>> Start

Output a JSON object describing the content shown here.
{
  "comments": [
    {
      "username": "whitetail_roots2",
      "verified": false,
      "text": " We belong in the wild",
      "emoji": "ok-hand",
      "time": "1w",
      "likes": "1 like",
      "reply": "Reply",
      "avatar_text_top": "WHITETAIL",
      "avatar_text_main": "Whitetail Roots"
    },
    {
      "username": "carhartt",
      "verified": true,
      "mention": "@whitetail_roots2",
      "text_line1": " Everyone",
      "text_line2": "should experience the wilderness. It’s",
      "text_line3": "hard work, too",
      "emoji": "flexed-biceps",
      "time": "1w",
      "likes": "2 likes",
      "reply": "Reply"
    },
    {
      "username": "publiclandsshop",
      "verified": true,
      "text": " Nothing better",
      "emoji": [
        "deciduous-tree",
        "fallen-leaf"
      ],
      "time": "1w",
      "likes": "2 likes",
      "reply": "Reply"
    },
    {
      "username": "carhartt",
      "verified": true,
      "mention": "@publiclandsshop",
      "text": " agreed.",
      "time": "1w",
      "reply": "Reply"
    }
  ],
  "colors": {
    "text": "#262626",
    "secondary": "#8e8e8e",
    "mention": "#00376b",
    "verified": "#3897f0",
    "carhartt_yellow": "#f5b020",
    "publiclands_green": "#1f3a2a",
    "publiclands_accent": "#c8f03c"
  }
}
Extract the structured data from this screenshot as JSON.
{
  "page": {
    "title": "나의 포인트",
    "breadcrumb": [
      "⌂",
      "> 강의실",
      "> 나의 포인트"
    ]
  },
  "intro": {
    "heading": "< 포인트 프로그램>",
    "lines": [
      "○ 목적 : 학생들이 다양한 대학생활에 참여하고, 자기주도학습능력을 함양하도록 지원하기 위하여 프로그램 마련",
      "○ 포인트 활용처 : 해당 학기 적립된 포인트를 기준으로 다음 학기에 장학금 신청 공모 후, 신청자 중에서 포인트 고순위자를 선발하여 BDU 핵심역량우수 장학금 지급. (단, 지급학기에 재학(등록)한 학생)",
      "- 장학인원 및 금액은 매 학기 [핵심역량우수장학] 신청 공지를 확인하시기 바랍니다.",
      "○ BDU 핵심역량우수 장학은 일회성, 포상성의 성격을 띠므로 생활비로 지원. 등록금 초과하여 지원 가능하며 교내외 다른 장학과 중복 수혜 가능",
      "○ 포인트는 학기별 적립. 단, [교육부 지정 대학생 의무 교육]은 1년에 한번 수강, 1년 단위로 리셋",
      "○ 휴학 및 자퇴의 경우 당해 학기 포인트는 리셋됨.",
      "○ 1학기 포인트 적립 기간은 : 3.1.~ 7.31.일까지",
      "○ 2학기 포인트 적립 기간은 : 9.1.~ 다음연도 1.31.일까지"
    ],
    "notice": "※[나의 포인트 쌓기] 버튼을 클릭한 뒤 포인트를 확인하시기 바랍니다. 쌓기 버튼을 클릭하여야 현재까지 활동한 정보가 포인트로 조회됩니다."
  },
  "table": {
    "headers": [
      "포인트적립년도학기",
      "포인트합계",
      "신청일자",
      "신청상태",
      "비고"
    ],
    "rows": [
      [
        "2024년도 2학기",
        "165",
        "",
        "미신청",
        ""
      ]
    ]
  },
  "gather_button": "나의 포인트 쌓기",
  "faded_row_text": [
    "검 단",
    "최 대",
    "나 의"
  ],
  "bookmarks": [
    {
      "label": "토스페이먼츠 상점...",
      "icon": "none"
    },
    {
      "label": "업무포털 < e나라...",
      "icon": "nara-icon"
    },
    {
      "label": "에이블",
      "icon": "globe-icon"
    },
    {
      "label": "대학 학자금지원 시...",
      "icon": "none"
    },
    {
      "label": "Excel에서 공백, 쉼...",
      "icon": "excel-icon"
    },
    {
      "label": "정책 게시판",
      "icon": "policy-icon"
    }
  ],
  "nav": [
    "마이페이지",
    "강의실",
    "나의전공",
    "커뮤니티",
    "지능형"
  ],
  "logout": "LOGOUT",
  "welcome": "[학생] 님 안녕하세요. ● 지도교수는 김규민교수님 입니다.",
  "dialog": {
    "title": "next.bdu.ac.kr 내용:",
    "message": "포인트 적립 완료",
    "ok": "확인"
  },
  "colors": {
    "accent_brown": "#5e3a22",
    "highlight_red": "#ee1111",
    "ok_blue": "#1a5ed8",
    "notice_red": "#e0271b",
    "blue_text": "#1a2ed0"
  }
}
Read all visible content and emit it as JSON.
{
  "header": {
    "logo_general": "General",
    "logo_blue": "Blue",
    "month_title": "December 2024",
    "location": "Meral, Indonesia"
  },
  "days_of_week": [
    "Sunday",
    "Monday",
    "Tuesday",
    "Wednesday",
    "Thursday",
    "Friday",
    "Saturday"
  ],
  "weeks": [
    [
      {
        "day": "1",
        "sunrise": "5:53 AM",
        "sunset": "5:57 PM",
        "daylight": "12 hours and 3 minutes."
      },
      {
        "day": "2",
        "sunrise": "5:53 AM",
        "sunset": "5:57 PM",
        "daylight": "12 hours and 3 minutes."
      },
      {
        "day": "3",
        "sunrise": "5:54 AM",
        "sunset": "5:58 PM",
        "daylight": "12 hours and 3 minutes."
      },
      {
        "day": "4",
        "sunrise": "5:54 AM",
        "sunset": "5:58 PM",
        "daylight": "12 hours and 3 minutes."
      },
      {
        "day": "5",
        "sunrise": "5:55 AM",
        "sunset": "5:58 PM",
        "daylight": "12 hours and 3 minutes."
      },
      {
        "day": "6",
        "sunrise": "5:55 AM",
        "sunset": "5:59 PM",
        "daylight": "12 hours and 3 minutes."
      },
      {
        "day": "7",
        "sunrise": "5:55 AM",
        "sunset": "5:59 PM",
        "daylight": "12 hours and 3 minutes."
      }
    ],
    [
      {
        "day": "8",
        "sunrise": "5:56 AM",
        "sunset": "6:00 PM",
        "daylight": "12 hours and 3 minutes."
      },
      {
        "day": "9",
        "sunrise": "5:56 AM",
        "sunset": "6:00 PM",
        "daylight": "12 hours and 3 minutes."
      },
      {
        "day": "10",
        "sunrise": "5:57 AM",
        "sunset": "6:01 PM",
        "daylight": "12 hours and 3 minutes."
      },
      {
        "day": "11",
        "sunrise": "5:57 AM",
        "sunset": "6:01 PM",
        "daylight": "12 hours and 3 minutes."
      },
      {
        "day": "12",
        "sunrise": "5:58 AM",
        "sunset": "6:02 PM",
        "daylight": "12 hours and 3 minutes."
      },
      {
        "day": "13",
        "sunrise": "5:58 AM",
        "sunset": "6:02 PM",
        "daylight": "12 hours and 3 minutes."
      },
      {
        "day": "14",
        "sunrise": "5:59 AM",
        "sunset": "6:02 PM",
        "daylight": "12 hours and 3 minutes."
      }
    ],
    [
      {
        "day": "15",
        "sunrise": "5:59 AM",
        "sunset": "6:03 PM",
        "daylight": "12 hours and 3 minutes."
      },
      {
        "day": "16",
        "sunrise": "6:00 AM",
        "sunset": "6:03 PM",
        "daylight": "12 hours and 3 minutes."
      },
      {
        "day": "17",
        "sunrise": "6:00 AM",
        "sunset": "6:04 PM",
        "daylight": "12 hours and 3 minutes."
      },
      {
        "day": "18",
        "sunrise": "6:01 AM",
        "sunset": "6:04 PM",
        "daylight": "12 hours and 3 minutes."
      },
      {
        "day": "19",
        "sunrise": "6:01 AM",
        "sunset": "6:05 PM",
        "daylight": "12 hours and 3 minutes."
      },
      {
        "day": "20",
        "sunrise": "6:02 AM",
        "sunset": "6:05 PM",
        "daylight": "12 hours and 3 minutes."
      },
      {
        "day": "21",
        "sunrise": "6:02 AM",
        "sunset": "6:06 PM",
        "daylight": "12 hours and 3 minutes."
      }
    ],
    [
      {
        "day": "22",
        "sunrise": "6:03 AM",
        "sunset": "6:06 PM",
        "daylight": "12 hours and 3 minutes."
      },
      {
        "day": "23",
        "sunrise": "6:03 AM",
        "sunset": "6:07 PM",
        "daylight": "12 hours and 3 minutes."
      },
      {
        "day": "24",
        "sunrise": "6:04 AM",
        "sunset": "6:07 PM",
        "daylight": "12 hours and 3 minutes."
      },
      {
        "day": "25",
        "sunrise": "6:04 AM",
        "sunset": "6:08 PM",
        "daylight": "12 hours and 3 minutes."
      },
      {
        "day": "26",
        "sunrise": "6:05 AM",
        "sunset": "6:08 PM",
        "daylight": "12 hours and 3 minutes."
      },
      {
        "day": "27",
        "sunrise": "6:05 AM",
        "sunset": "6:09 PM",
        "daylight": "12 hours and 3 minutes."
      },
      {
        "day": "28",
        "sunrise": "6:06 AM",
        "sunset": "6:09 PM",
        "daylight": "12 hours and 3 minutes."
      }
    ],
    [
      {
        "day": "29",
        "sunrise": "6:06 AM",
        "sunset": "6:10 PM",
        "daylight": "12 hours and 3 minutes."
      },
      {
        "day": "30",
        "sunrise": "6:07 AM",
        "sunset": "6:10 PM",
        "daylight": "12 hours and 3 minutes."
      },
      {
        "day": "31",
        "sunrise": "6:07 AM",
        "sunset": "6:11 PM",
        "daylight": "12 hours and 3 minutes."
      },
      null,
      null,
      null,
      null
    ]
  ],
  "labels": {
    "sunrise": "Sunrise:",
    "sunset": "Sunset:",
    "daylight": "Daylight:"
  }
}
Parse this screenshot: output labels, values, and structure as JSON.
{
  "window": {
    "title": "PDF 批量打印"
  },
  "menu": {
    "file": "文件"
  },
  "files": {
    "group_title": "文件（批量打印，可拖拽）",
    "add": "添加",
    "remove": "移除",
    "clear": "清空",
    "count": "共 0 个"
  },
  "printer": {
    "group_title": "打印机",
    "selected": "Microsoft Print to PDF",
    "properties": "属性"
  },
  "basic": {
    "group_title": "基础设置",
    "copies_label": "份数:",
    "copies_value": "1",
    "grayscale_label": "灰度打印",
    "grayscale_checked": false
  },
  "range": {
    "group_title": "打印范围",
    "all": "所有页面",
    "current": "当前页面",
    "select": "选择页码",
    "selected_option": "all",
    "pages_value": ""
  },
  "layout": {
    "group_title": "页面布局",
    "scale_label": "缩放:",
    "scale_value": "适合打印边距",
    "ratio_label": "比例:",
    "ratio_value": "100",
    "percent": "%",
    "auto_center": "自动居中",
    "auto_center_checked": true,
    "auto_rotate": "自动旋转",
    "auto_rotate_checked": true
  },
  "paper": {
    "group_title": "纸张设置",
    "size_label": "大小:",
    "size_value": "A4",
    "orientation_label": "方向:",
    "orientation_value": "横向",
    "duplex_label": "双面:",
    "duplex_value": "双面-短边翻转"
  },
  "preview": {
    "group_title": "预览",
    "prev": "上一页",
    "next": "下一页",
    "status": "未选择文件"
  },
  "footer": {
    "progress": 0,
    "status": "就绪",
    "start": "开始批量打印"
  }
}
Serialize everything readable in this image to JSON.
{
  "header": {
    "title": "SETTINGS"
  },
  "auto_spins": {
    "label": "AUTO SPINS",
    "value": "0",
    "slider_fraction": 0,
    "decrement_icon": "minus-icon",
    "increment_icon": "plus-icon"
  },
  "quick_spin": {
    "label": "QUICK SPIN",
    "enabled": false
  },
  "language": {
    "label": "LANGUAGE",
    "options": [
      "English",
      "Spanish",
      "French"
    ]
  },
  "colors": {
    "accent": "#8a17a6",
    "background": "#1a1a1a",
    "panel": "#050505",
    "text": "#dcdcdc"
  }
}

>> End

Instructions for the task: State, as a number only, how many lines in the entries include "바랍니다".

Written response: 2